Dataset excerpts:
:::::
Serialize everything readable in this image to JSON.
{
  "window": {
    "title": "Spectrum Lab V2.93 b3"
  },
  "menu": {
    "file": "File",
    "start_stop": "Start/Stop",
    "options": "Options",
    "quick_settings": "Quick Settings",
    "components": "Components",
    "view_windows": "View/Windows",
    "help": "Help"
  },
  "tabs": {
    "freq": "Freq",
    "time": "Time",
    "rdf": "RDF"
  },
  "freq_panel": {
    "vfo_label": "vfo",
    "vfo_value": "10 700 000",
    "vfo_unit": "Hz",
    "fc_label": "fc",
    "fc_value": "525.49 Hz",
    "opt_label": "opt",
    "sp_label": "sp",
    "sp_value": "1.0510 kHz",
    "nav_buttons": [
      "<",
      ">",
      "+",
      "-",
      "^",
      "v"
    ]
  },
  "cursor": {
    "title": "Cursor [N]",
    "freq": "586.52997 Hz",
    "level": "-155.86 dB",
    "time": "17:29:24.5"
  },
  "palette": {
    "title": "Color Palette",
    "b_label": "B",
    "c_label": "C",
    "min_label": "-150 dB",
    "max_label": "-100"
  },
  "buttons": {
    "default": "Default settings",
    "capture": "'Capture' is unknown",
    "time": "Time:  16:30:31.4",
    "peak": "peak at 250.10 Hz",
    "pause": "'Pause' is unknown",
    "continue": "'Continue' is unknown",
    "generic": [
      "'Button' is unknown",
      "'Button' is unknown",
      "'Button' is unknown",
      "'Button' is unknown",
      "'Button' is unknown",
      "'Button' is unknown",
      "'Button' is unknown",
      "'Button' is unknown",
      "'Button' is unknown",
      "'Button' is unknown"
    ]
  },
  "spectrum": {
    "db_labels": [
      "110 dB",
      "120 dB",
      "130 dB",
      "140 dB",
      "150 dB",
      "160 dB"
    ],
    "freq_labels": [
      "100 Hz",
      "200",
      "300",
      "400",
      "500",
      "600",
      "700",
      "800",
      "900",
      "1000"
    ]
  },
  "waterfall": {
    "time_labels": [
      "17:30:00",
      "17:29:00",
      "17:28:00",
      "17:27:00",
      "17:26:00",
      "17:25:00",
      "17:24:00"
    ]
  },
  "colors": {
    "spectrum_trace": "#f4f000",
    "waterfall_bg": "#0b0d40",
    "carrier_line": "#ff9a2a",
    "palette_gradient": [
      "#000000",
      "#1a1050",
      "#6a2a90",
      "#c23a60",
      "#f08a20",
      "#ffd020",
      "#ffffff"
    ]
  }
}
:::::
Prompt>
All of the data needs to be printed once more, exactly.

Exercise result>
Serialize everything readable in this image to JSON.
{
  "window": {
    "title": "Spectrum Lab V2.93 b3"
  },
  "menu": {
    "file": "File",
    "start_stop": "Start/Stop",
    "options": "Options",
    "quick_settings": "Quick Settings",
    "components": "Components",
    "view_windows": "View/Windows",
    "help": "Help"
  },
  "tabs": {
    "freq": "Freq",
    "time": "Time",
    "rdf": "RDF"
  },
  "freq_panel": {
    "vfo_label": "vfo",
    "vfo_value": "10 700 000",
    "vfo_unit": "Hz",
    "fc_label": "fc",
    "fc_value": "525.49 Hz",
    "opt_label": "opt",
    "sp_label": "sp",
    "sp_value": "1.0510 kHz",
    "nav_buttons": [
      "<",
      ">",
      "+",
      "-",
      "^",
      "v"
    ]
  },
  "cursor": {
    "title": "Cursor [N]",
    "freq": "586.52997 Hz",
    "level": "-155.86 dB",
    "time": "17:29:24.5"
  },
  "palette": {
    "title": "Color Palette",
    "b_label": "B",
    "c_label": "C",
    "min_label": "-150 dB",
    "max_label": "-100"
  },
  "buttons": {
    "default": "Default settings",
    "capture": "'Capture' is unknown",
    "time": "Time:  16:30:31.4",
    "peak": "peak at 250.10 Hz",
    "pause": "'Pause' is unknown",
    "continue": "'Continue' is unknown",
    "generic": [
      "'Button' is unknown",
      "'Button' is unknown",
      "'Button' is unknown",
      "'Button' is unknown",
      "'Button' is unknown",
      "'Button' is unknown",
      "'Button' is unknown",
      "'Button' is unknown",
      "'Button' is unknown",
      "'Button' is unknown"
    ]
  },
  "spectrum": {
    "db_labels": [
      "110 dB",
      "120 dB",
      "130 dB",
      "140 dB",
      "150 dB",
      "160 dB"
    ],
    "freq_labels": [
      "100 Hz",
      "200",
      "300",
      "400",
      "500",
      "600",
      "700",
      "800",
      "900",
      "1000"
    ]
  },
  "waterfall": {
    "time_labels": [
      "17:30:00",
      "17:29:00",
      "17:28:00",
      "17:27:00",
      "17:26:00",
      "17:25:00",
      "17:24:00"
    ]
  },
  "colors": {
    "spectrum_trace": "#f4f000",
    "waterfall_bg": "#0b0d40",
    "carrier_line": "#ff9a2a",
    "palette_gradient": [
      "#000000",
      "#1a1050",
      "#6a2a90",
      "#c23a60",
      "#f08a20",
      "#ffd020",
      "#ffffff"
    ]
  }
}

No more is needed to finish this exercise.